**Input records:**
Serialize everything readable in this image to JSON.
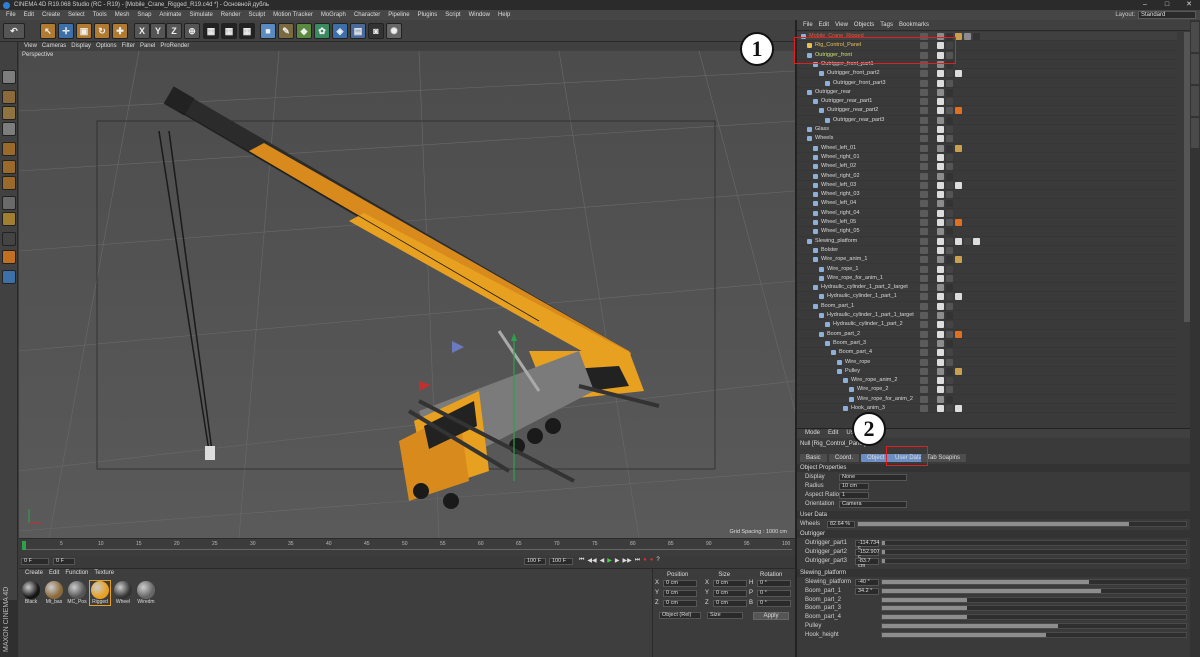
{
  "window": {
    "title": "CINEMA 4D R19.068 Studio (RC - R19) - [Mobile_Crane_Rigged_R19.c4d *] - Основной дубль"
  },
  "menu": [
    "File",
    "Edit",
    "Create",
    "Select",
    "Tools",
    "Mesh",
    "Snap",
    "Animate",
    "Simulate",
    "Render",
    "Sculpt",
    "Motion Tracker",
    "MoGraph",
    "Character",
    "Pipeline",
    "Plugins",
    "Script",
    "Window",
    "Help"
  ],
  "layout": {
    "label": "Layout:",
    "value": "Standard"
  },
  "viewport": {
    "menu": [
      "View",
      "Cameras",
      "Display",
      "Options",
      "Filter",
      "Panel",
      "ProRender"
    ],
    "label": "Perspective",
    "grid_spacing": "Grid Spacing : 1000 cm"
  },
  "toolbar": {
    "axes": [
      "X",
      "Y",
      "Z"
    ]
  },
  "timeline": {
    "ticks": [
      "0",
      "5",
      "10",
      "15",
      "20",
      "25",
      "30",
      "35",
      "40",
      "45",
      "50",
      "55",
      "60",
      "65",
      "70",
      "75",
      "80",
      "85",
      "90",
      "95",
      "100"
    ],
    "frame_end": "0 F",
    "current": "0 F",
    "start": "0 F",
    "max": "100 F",
    "max2": "100 F"
  },
  "materials": {
    "menu": [
      "Create",
      "Edit",
      "Function",
      "Texture"
    ],
    "items": [
      "Black",
      "Mt_bas",
      "MC_Pos",
      "Rigged",
      "Wheel",
      "Wiredm"
    ]
  },
  "maxon": "MAXON CINEMA 4D",
  "coords": {
    "headers": [
      "Position",
      "Size",
      "Rotation"
    ],
    "rows": [
      {
        "axis": "X",
        "pos": "0 cm",
        "size_axis": "X",
        "size": "0 cm",
        "rot_axis": "H",
        "rot": "0 °"
      },
      {
        "axis": "Y",
        "pos": "0 cm",
        "size_axis": "Y",
        "size": "0 cm",
        "rot_axis": "P",
        "rot": "0 °"
      },
      {
        "axis": "Z",
        "pos": "0 cm",
        "size_axis": "Z",
        "size": "0 cm",
        "rot_axis": "B",
        "rot": "0 °"
      }
    ],
    "mode": "Object (Rel)",
    "size_mode": "Size",
    "apply": "Apply"
  },
  "objects": {
    "menu": [
      "File",
      "Edit",
      "View",
      "Objects",
      "Tags",
      "Bookmarks"
    ],
    "rows": [
      {
        "name": "Mobile_Crane_Rigged",
        "depth": 0,
        "color": "#e05a3a"
      },
      {
        "name": "Rig_Control_Panel",
        "depth": 1,
        "color": "#e8c05a"
      },
      {
        "name": "Outrigger_front",
        "depth": 1,
        "color": "#c8e070"
      },
      {
        "name": "Outrigger_front_part1",
        "depth": 2,
        "color": "#d8d8d8"
      },
      {
        "name": "Outrigger_front_part2",
        "depth": 3,
        "color": "#d8d8d8"
      },
      {
        "name": "Outrigger_front_part3",
        "depth": 4,
        "color": "#d8d8d8"
      },
      {
        "name": "Outrigger_rear",
        "depth": 1,
        "color": "#d8d8d8"
      },
      {
        "name": "Outrigger_rear_part1",
        "depth": 2,
        "color": "#d8d8d8"
      },
      {
        "name": "Outrigger_rear_part2",
        "depth": 3,
        "color": "#d8d8d8"
      },
      {
        "name": "Outrigger_rear_part3",
        "depth": 4,
        "color": "#d8d8d8"
      },
      {
        "name": "Glass",
        "depth": 1,
        "color": "#d8d8d8"
      },
      {
        "name": "Wheels",
        "depth": 1,
        "color": "#d8d8d8"
      },
      {
        "name": "Wheel_left_01",
        "depth": 2,
        "color": "#d8d8d8"
      },
      {
        "name": "Wheel_right_01",
        "depth": 2,
        "color": "#d8d8d8"
      },
      {
        "name": "Wheel_left_02",
        "depth": 2,
        "color": "#d8d8d8"
      },
      {
        "name": "Wheel_right_02",
        "depth": 2,
        "color": "#d8d8d8"
      },
      {
        "name": "Wheel_left_03",
        "depth": 2,
        "color": "#d8d8d8"
      },
      {
        "name": "Wheel_right_03",
        "depth": 2,
        "color": "#d8d8d8"
      },
      {
        "name": "Wheel_left_04",
        "depth": 2,
        "color": "#d8d8d8"
      },
      {
        "name": "Wheel_right_04",
        "depth": 2,
        "color": "#d8d8d8"
      },
      {
        "name": "Wheel_left_05",
        "depth": 2,
        "color": "#d8d8d8"
      },
      {
        "name": "Wheel_right_05",
        "depth": 2,
        "color": "#d8d8d8"
      },
      {
        "name": "Slewing_platform",
        "depth": 1,
        "color": "#d8d8d8"
      },
      {
        "name": "Bolster",
        "depth": 2,
        "color": "#d8d8d8"
      },
      {
        "name": "Wire_rope_anim_1",
        "depth": 2,
        "color": "#d8d8d8"
      },
      {
        "name": "Wire_rope_1",
        "depth": 3,
        "color": "#d8d8d8"
      },
      {
        "name": "Wire_rope_for_anim_1",
        "depth": 3,
        "color": "#d8d8d8"
      },
      {
        "name": "Hydraulic_cylinder_1_part_2_target",
        "depth": 2,
        "color": "#d8d8d8"
      },
      {
        "name": "Hydraulic_cylinder_1_part_1",
        "depth": 3,
        "color": "#d8d8d8"
      },
      {
        "name": "Boom_part_1",
        "depth": 2,
        "color": "#d8d8d8"
      },
      {
        "name": "Hydraulic_cylinder_1_part_1_target",
        "depth": 3,
        "color": "#d8d8d8"
      },
      {
        "name": "Hydraulic_cylinder_1_part_2",
        "depth": 4,
        "color": "#d8d8d8"
      },
      {
        "name": "Boom_part_2",
        "depth": 3,
        "color": "#d8d8d8"
      },
      {
        "name": "Boom_part_3",
        "depth": 4,
        "color": "#d8d8d8"
      },
      {
        "name": "Boom_part_4",
        "depth": 5,
        "color": "#d8d8d8"
      },
      {
        "name": "Wire_rope",
        "depth": 6,
        "color": "#d8d8d8"
      },
      {
        "name": "Pulley",
        "depth": 6,
        "color": "#d8d8d8"
      },
      {
        "name": "Wire_rope_anim_2",
        "depth": 7,
        "color": "#d8d8d8"
      },
      {
        "name": "Wire_rope_2",
        "depth": 8,
        "color": "#d8d8d8"
      },
      {
        "name": "Wire_rope_for_anim_2",
        "depth": 8,
        "color": "#d8d8d8"
      },
      {
        "name": "Hook_anim_3",
        "depth": 7,
        "color": "#d8d8d8"
      }
    ]
  },
  "attributes": {
    "menu": [
      "Mode",
      "Edit",
      "User Data"
    ],
    "object_name": "Null [Rig_Control_Panel]",
    "tabs": [
      "Basic",
      "Coord.",
      "Object",
      "User Data",
      "Tab Soapins"
    ],
    "object_properties": "Object Properties",
    "props": [
      {
        "label": "Display",
        "value": "None"
      },
      {
        "label": "Radius",
        "value": "10 cm"
      },
      {
        "label": "Aspect Ratio",
        "value": "1"
      },
      {
        "label": "Orientation",
        "value": "Camera"
      }
    ],
    "user_data": "User Data",
    "wheels": {
      "label": "Wheels",
      "value": "82.64 %",
      "fraction": 0.8264
    },
    "outrigger_group": "Outrigger",
    "outrigger": [
      {
        "label": "Outrigger_part1",
        "value": "-114.734 c",
        "fraction": 0.01
      },
      {
        "label": "Outrigger_part2",
        "value": "-152.907 c",
        "fraction": 0.01
      },
      {
        "label": "Outrigger_part3",
        "value": "-83.7 cm",
        "fraction": 0.01
      }
    ],
    "slewing_group": "Slewing_platform",
    "slewing": [
      {
        "label": "Slewing_platform",
        "value": "-40 °",
        "fraction": 0.68
      },
      {
        "label": "Boom_part_1",
        "value": "34.2 °",
        "fraction": 0.72
      },
      {
        "label": "Boom_part_2",
        "value": "",
        "fraction": 0.28
      },
      {
        "label": "Boom_part_3",
        "value": "",
        "fraction": 0.28
      },
      {
        "label": "Boom_part_4",
        "value": "",
        "fraction": 0.28
      },
      {
        "label": "Pulley",
        "value": "",
        "fraction": 0.58
      },
      {
        "label": "Hook_height",
        "value": "",
        "fraction": 0.54
      }
    ]
  },
  "callouts": [
    "1",
    "2"
  ],
  "colors": {
    "accent": "#e02020",
    "selection": "#6d8ec2",
    "orange": "#e8a020"
  }
}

**Problem statement:** Looking at the records above, work out how many lines include the string "User". Give the number and nothing else.

**Full output:** 3